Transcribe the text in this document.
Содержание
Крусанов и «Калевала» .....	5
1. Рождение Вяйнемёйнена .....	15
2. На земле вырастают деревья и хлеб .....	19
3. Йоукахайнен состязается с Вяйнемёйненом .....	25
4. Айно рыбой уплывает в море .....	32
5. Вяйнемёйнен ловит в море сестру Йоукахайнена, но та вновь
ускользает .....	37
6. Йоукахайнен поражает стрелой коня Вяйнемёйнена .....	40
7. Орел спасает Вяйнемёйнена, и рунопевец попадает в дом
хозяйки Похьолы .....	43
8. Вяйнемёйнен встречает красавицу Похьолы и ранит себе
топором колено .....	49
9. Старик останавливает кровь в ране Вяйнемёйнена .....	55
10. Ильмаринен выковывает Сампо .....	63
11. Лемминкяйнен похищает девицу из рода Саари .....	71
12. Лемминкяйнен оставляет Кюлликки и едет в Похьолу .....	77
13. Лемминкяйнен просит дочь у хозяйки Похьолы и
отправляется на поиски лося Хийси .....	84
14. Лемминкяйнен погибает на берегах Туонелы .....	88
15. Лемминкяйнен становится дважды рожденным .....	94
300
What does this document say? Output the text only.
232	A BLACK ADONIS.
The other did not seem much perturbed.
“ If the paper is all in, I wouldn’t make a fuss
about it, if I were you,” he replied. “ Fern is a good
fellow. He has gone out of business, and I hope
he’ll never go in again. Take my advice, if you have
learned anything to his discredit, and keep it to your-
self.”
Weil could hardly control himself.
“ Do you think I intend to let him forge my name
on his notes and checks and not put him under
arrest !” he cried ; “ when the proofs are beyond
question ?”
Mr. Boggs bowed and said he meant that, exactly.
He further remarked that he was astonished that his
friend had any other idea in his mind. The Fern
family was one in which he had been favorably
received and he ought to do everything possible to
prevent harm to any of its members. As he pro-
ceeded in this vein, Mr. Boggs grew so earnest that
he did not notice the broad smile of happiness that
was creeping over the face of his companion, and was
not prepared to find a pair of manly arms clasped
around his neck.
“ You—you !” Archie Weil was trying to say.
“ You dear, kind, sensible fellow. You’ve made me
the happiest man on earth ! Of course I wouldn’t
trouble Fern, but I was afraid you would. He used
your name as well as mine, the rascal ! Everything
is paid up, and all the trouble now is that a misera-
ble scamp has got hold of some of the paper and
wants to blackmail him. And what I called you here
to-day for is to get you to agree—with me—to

——

- Exercise aim -
Look through the entries and work out how many lines have the word "море" in them; reply with that number only.

- Solution to the problem -
2